— Given exercise —
Look at each line of the records and count those with "that" in them. Please answer with the count alone.

— Data for the task —
···
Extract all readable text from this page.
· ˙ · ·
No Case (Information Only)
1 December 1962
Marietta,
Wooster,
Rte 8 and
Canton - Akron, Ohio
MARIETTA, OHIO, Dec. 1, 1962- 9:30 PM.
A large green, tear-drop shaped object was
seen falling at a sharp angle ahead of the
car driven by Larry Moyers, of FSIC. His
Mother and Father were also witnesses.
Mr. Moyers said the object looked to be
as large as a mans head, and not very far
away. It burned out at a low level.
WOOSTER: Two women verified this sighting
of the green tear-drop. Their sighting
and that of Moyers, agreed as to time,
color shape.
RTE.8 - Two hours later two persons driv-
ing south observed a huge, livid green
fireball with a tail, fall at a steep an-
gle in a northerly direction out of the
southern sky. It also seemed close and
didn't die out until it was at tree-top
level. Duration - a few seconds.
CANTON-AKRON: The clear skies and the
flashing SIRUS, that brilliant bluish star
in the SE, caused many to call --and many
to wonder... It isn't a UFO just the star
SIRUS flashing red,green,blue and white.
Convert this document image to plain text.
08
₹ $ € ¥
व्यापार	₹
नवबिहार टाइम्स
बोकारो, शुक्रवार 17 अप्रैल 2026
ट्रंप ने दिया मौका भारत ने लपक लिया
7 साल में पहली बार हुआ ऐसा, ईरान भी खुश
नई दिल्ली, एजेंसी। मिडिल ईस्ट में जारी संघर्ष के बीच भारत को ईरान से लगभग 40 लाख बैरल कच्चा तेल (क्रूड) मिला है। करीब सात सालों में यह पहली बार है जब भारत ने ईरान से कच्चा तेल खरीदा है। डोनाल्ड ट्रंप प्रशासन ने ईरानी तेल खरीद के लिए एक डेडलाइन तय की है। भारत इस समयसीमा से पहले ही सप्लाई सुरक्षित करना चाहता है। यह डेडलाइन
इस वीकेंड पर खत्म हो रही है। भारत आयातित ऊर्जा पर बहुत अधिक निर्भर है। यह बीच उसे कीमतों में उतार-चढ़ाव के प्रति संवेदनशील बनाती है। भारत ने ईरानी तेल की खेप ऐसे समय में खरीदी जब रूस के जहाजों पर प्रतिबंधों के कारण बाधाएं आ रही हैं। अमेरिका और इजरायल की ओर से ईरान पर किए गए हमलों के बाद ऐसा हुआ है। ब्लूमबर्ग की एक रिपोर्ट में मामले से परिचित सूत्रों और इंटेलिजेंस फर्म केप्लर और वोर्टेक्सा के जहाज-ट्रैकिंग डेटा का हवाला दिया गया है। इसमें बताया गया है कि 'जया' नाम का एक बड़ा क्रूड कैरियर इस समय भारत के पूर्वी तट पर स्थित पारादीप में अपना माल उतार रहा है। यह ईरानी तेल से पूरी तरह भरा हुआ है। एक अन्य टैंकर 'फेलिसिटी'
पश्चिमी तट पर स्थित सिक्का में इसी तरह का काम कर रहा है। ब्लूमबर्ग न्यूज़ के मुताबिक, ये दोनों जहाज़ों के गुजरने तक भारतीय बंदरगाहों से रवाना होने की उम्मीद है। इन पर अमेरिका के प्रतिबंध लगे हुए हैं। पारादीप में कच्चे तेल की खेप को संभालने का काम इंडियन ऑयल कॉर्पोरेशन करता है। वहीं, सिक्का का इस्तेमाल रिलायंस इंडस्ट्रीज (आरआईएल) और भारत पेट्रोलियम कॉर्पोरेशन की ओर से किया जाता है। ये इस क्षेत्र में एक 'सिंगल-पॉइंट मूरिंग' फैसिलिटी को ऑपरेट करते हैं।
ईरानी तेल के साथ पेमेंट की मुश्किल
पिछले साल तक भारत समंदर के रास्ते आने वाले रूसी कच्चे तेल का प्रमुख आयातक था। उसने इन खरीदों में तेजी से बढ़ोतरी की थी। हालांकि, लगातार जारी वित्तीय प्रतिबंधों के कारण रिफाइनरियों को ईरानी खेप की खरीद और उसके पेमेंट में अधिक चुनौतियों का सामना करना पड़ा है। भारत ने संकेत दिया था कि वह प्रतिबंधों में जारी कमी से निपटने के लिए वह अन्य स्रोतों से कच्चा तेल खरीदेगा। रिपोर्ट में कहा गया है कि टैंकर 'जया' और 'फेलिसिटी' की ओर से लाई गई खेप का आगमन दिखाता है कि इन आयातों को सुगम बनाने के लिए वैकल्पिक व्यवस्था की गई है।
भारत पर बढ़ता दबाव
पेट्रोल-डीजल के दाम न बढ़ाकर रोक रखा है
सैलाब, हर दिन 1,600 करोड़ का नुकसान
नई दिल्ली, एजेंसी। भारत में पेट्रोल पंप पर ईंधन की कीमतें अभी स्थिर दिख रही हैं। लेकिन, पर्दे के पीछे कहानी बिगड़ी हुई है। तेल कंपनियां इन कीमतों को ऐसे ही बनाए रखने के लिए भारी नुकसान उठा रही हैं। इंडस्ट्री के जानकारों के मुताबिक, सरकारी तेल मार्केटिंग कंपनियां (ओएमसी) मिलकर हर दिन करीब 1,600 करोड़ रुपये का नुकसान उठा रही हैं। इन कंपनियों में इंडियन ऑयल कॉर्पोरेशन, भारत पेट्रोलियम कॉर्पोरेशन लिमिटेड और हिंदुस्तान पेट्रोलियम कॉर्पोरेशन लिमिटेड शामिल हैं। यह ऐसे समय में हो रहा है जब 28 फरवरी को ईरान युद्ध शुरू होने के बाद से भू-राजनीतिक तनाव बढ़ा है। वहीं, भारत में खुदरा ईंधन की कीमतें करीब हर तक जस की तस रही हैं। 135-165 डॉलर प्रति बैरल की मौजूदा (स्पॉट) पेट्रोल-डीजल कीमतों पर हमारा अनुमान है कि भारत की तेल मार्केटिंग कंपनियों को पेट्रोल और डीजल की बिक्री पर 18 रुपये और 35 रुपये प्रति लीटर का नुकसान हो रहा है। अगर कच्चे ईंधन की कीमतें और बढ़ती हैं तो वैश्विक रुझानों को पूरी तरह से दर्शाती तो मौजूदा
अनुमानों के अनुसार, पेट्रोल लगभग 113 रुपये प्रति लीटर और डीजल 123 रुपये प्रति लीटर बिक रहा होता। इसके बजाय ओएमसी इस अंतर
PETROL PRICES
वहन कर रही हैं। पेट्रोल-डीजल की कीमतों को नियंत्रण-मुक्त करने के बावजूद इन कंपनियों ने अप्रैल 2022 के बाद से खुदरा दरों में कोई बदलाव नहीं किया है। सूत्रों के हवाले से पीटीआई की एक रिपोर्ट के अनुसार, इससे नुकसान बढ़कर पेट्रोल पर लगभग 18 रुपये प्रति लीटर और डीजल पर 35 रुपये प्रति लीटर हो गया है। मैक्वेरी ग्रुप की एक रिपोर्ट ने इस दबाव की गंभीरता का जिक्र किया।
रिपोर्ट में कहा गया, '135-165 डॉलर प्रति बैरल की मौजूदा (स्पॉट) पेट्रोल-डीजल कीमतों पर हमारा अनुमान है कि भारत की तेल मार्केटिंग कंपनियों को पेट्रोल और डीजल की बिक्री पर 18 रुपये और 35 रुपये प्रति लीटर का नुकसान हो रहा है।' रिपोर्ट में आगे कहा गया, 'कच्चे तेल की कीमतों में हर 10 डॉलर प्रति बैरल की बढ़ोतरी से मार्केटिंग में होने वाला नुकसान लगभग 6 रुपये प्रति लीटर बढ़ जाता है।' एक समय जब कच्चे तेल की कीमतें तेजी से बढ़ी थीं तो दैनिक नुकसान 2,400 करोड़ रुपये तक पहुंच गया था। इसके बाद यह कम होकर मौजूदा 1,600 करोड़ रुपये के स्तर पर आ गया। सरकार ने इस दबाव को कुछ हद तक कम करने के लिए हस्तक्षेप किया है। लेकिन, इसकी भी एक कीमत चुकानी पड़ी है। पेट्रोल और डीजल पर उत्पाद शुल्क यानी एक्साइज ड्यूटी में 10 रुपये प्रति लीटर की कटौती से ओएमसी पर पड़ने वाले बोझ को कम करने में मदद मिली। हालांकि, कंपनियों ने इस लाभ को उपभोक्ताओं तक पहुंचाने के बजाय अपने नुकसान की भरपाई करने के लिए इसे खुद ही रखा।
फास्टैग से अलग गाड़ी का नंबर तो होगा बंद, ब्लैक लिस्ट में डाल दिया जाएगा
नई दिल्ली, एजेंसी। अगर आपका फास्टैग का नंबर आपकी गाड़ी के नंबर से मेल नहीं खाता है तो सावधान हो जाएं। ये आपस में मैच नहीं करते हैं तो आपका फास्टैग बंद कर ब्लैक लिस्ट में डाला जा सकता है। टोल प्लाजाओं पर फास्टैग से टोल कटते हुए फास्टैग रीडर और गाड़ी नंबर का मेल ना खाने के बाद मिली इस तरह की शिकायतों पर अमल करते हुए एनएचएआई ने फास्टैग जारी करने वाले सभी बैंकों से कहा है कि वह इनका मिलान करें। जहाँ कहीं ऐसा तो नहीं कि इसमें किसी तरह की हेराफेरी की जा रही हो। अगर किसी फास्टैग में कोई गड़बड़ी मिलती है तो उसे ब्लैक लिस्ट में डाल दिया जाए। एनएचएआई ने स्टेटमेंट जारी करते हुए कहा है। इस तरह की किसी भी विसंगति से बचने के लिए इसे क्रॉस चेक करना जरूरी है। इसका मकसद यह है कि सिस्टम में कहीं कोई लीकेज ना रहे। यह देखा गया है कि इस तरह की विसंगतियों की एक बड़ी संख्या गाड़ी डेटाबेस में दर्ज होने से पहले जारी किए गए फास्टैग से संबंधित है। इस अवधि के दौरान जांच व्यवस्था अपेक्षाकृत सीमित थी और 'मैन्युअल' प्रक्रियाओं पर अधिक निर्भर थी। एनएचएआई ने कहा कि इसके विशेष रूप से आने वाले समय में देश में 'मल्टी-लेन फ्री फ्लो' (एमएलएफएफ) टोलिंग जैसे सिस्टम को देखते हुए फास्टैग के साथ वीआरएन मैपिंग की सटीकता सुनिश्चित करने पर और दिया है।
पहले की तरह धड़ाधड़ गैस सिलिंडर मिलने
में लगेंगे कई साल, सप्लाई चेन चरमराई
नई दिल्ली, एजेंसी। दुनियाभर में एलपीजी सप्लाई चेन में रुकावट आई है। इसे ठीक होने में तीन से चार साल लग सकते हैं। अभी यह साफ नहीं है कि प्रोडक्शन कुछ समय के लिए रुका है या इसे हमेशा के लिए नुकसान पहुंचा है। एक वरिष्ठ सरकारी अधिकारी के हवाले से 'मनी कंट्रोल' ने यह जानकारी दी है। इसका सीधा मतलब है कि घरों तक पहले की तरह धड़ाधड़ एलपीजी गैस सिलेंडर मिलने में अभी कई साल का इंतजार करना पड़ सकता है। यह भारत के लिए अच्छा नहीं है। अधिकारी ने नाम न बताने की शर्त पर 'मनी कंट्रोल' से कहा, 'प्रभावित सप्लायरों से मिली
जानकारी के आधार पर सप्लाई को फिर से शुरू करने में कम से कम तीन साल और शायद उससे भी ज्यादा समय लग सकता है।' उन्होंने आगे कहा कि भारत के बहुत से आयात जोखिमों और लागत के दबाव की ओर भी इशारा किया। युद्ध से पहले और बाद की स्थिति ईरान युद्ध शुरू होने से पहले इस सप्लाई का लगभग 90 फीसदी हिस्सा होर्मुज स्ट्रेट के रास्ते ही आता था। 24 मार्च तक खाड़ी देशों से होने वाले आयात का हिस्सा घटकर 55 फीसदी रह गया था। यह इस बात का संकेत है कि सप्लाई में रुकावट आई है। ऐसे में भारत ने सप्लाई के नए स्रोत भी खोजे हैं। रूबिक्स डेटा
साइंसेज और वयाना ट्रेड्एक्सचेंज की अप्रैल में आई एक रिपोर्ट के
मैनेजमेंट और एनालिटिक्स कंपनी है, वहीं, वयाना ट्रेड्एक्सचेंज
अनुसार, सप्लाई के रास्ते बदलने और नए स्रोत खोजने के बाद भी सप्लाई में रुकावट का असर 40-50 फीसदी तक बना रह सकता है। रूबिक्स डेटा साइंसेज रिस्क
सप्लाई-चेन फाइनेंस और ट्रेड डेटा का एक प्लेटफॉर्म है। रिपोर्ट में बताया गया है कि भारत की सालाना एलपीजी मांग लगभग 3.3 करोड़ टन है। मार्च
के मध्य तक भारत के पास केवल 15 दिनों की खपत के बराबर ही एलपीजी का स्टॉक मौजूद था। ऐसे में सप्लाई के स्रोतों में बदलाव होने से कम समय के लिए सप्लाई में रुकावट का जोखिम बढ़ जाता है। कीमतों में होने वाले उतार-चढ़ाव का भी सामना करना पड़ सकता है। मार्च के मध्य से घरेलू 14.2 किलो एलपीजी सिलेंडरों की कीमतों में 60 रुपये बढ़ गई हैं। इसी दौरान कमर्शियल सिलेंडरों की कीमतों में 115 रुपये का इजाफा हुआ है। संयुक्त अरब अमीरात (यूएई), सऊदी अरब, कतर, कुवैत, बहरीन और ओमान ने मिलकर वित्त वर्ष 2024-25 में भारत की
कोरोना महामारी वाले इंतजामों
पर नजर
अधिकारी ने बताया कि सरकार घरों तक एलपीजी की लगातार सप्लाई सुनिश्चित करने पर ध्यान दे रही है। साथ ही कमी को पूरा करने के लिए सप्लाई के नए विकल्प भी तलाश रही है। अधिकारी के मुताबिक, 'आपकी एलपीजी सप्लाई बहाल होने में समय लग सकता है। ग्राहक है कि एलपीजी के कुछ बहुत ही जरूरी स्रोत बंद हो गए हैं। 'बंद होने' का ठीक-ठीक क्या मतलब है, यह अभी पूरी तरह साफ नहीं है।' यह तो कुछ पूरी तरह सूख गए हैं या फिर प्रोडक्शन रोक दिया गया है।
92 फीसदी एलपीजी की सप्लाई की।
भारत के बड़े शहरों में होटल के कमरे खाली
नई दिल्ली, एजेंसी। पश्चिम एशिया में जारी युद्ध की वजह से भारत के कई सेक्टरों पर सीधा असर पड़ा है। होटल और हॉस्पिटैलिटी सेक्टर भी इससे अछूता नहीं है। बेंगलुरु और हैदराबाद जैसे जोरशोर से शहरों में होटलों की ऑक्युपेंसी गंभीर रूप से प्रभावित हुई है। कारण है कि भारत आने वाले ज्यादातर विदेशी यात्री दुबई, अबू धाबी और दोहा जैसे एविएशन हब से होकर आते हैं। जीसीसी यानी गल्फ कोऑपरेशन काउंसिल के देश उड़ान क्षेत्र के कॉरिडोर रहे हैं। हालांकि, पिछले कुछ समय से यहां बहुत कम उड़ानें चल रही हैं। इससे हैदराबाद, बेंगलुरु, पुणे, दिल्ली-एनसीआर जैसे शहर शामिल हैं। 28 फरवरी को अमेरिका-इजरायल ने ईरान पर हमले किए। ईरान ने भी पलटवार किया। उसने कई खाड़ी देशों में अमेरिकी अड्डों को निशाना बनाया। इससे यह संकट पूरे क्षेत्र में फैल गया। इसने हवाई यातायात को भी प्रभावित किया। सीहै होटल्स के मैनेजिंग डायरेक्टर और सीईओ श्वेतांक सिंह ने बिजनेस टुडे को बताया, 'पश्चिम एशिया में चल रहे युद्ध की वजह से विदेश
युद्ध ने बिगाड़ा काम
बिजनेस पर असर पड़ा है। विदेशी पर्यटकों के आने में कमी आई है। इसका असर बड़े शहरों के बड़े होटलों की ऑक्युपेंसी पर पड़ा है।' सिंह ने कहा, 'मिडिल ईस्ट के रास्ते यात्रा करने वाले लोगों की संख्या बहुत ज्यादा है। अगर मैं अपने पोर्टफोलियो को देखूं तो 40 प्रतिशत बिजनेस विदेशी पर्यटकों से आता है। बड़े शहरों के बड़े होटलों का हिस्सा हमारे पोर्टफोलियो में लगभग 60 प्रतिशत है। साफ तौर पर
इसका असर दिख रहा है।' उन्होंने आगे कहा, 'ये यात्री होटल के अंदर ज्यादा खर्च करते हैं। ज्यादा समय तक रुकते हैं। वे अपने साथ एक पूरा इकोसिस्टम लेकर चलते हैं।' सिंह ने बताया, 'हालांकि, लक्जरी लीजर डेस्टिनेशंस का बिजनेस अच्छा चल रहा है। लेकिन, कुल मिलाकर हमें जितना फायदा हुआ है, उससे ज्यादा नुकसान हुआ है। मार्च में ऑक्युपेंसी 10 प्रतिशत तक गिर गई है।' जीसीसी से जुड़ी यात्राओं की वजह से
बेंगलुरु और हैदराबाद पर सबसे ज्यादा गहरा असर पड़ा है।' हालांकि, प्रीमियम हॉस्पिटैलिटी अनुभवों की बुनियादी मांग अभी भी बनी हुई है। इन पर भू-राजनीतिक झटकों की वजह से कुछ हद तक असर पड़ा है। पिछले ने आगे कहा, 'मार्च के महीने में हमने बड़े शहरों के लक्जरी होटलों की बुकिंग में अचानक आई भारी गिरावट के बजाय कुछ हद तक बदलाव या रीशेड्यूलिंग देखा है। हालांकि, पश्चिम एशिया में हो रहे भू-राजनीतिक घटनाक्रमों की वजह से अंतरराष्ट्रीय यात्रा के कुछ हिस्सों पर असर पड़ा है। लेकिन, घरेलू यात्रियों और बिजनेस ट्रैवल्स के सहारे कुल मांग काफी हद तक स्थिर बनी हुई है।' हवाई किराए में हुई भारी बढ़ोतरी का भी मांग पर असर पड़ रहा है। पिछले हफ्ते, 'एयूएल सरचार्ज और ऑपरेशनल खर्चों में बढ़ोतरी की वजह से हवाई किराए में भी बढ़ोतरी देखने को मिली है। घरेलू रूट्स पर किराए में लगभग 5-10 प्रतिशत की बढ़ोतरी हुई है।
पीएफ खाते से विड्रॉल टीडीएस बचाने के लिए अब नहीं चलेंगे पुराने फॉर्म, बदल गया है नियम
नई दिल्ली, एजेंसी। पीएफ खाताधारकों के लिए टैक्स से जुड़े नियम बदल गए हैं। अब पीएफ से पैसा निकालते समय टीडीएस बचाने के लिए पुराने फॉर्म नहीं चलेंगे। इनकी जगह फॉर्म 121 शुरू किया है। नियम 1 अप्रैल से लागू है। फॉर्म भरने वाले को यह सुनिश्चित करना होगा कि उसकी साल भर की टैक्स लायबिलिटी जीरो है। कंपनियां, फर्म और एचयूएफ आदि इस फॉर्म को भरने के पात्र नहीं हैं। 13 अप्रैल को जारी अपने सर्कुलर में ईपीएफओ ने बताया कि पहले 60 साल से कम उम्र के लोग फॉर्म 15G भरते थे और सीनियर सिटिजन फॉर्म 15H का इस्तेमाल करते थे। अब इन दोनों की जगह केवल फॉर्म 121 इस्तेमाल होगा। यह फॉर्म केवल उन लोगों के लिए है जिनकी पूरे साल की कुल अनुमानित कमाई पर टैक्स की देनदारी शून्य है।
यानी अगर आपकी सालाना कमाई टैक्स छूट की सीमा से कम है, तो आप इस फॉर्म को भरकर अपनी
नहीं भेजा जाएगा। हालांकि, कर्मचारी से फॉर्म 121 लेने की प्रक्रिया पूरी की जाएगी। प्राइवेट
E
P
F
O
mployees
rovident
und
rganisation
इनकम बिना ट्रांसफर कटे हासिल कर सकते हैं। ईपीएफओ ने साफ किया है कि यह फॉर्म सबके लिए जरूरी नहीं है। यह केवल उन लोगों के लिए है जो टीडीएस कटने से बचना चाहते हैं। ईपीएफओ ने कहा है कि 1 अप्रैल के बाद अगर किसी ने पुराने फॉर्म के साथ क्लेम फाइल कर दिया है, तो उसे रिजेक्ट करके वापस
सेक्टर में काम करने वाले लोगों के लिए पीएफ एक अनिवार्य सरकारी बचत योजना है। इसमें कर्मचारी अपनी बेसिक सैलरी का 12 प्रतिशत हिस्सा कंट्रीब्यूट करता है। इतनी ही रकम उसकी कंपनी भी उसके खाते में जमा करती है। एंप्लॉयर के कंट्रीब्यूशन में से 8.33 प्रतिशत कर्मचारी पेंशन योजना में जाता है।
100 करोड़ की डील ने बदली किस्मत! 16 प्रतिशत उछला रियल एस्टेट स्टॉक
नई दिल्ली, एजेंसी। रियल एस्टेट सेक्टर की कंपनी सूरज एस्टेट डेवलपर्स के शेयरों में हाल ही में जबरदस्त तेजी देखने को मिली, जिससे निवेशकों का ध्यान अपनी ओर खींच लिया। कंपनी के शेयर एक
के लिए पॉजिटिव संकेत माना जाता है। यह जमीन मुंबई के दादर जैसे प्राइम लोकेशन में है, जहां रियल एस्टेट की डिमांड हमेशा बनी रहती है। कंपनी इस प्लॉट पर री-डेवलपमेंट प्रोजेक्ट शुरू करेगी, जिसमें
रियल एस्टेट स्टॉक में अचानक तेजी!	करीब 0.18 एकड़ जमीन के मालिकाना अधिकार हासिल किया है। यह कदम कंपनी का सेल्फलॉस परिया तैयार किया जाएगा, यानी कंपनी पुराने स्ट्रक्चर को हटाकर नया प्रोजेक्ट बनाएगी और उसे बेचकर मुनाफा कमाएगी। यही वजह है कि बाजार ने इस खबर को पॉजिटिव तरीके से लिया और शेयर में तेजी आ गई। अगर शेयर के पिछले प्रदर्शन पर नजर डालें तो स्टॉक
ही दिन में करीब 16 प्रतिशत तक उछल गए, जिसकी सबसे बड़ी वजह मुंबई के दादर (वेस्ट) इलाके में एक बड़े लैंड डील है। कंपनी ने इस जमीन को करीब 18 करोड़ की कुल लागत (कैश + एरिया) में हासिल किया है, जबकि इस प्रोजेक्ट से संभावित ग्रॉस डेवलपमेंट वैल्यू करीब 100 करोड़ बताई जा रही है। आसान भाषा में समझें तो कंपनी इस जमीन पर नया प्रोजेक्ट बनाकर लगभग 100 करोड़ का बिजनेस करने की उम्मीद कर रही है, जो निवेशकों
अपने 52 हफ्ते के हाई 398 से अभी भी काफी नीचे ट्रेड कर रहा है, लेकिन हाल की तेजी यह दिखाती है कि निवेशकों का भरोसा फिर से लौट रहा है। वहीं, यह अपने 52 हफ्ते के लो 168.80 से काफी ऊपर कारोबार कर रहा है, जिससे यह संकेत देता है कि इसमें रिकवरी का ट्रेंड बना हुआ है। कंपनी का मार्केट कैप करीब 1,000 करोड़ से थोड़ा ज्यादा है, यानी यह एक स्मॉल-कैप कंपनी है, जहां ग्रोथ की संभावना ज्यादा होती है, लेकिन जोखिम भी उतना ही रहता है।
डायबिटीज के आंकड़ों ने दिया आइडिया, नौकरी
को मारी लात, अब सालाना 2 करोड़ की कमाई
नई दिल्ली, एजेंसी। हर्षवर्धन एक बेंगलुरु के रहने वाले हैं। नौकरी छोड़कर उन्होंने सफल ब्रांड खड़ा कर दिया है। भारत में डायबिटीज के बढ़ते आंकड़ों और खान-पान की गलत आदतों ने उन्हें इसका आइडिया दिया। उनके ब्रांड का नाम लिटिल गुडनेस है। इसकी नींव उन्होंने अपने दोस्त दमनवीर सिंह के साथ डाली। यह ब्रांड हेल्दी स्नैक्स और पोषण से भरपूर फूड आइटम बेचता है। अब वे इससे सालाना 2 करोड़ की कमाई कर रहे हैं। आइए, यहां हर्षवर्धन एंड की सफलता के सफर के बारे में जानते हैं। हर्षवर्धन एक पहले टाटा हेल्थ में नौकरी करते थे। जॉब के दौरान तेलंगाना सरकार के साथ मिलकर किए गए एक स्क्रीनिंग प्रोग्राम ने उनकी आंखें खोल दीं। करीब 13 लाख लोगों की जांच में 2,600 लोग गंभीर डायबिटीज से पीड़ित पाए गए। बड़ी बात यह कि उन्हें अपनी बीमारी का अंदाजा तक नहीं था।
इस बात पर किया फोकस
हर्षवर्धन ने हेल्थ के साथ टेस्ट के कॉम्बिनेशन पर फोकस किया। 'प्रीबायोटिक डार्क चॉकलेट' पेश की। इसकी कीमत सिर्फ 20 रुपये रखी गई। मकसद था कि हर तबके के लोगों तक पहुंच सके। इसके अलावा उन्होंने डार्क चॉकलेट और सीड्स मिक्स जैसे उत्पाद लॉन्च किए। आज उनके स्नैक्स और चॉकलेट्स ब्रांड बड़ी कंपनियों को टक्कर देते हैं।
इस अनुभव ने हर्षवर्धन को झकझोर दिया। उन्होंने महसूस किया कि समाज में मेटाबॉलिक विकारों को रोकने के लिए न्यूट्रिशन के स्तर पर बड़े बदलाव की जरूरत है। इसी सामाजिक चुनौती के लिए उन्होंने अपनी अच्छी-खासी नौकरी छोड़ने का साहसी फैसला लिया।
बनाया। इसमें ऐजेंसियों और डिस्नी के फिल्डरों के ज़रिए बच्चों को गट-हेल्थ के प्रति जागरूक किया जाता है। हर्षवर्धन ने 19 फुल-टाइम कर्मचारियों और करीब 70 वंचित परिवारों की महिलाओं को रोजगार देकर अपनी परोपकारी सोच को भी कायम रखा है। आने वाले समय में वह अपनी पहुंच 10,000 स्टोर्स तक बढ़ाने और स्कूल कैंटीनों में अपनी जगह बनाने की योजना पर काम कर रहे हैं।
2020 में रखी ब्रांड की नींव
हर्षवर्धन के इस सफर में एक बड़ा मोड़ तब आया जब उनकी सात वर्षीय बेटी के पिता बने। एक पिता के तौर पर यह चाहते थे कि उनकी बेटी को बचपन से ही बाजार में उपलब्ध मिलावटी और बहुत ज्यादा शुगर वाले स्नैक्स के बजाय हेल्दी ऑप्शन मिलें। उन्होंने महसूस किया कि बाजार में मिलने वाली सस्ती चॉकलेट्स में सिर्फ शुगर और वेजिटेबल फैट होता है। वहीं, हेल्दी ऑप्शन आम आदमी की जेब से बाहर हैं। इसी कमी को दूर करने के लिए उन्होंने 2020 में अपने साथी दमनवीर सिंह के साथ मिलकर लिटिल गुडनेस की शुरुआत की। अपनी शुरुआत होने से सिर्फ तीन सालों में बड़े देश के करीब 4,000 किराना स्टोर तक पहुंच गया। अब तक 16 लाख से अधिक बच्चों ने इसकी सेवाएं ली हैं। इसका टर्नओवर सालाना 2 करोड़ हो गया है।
···
— Written answer —
2